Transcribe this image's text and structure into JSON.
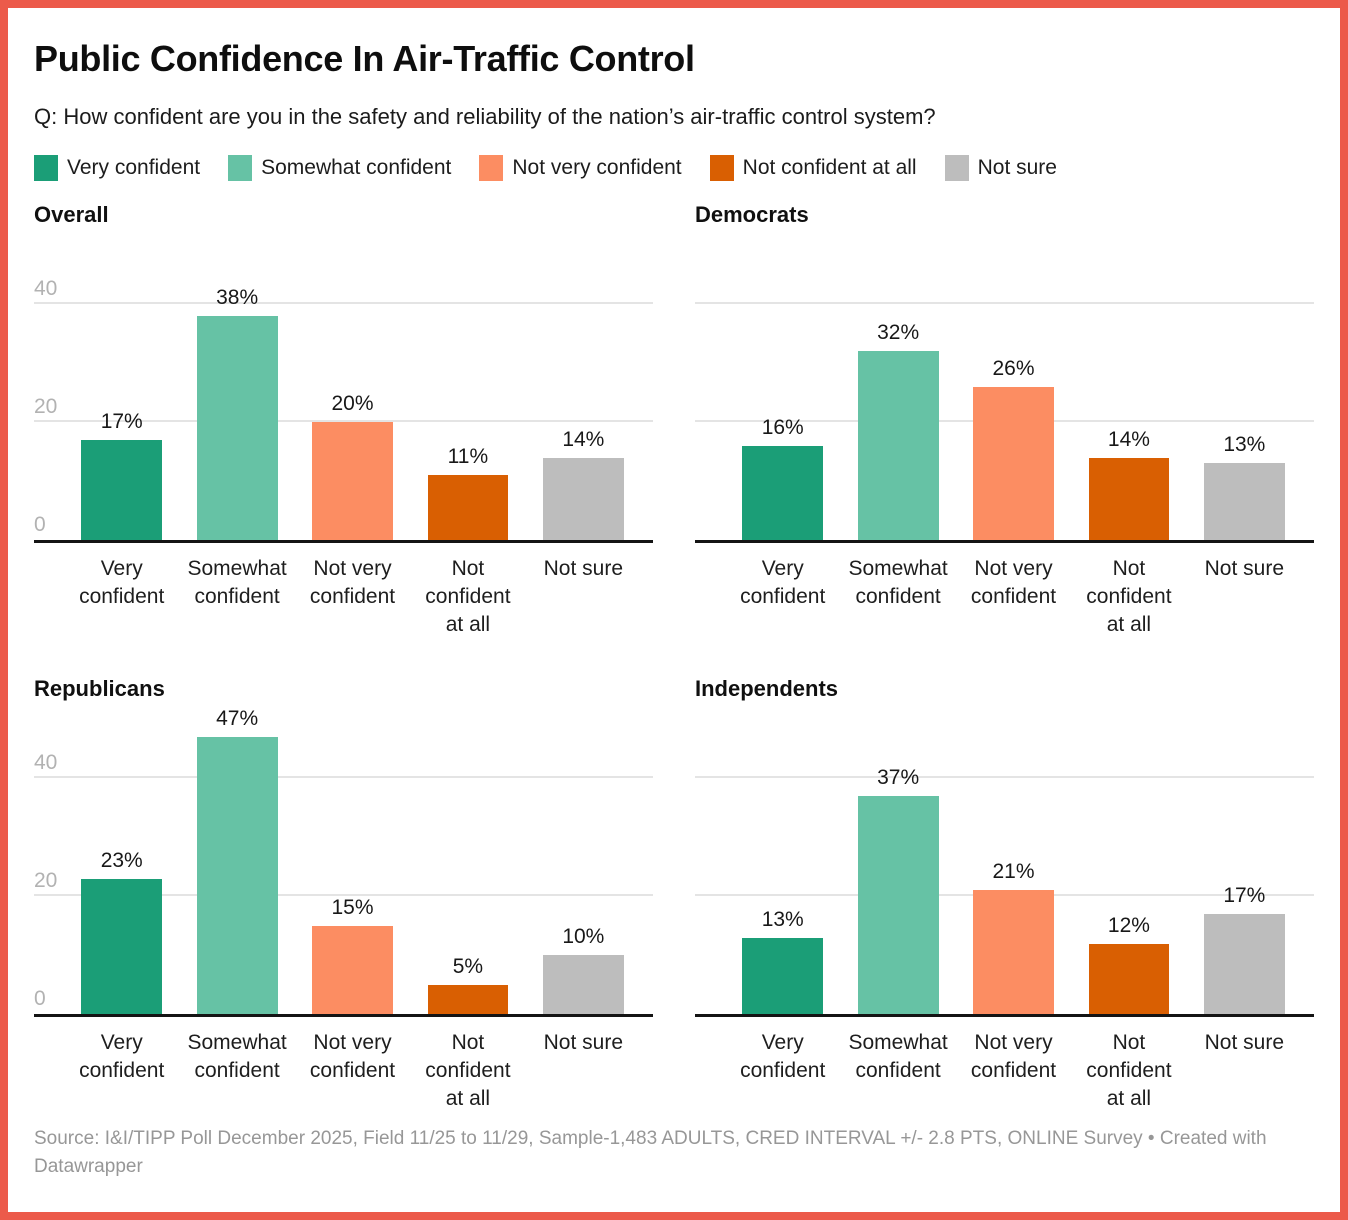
{
  "frame": {
    "border_color": "#ec5a4a",
    "background": "#ffffff"
  },
  "header": {
    "title": "Public Confidence In Air-Traffic Control",
    "subtitle": "Q: How confident are you in the safety and reliability of the nation’s air-traffic control system?"
  },
  "legend": {
    "items": [
      {
        "label": "Very confident",
        "color": "#1b9e77"
      },
      {
        "label": "Somewhat confident",
        "color": "#66c2a5"
      },
      {
        "label": "Not very confident",
        "color": "#fc8d62"
      },
      {
        "label": "Not confident at all",
        "color": "#d95f02"
      },
      {
        "label": "Not sure",
        "color": "#bdbdbd"
      }
    ]
  },
  "chart_data": {
    "type": "bar",
    "layout": "2x2 small multiples, shared categories, colors and y-scale; gridlines on; y tick labels only on left-column panels",
    "categories": [
      "Very confident",
      "Somewhat confident",
      "Not very confident",
      "Not confident at all",
      "Not sure"
    ],
    "category_label_lines": [
      [
        "Very",
        "confident"
      ],
      [
        "Somewhat",
        "confident"
      ],
      [
        "Not very",
        "confident"
      ],
      [
        "Not",
        "confident",
        "at all"
      ],
      [
        "Not sure"
      ]
    ],
    "colors": [
      "#1b9e77",
      "#66c2a5",
      "#fc8d62",
      "#d95f02",
      "#bdbdbd"
    ],
    "value_suffix": "%",
    "ylim": [
      0,
      48
    ],
    "yticks": [
      0,
      20,
      40
    ],
    "gridlines": [
      20,
      40
    ],
    "panels": [
      {
        "title": "Overall",
        "values": [
          17,
          38,
          20,
          11,
          14
        ],
        "show_ytick_labels": true
      },
      {
        "title": "Democrats",
        "values": [
          16,
          32,
          26,
          14,
          13
        ],
        "show_ytick_labels": false
      },
      {
        "title": "Republicans",
        "values": [
          23,
          47,
          15,
          5,
          10
        ],
        "show_ytick_labels": true
      },
      {
        "title": "Independents",
        "values": [
          13,
          37,
          21,
          12,
          17
        ],
        "show_ytick_labels": false
      }
    ]
  },
  "footer": {
    "text": "Source: I&I/TIPP Poll December 2025, Field 11/25 to 11/29, Sample-1,483 ADULTS, CRED INTERVAL +/- 2.8 PTS, ONLINE Survey • Created with Datawrapper"
  }
}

Instructions to follow: Reproduce every line of the listing above in which the string "colors" appears.

Exercise result:
    "layout": "2x2 small multiples, shared categories, colors and y-scale; gridlines on; y tick labels only on left-column panels",
    "colors": [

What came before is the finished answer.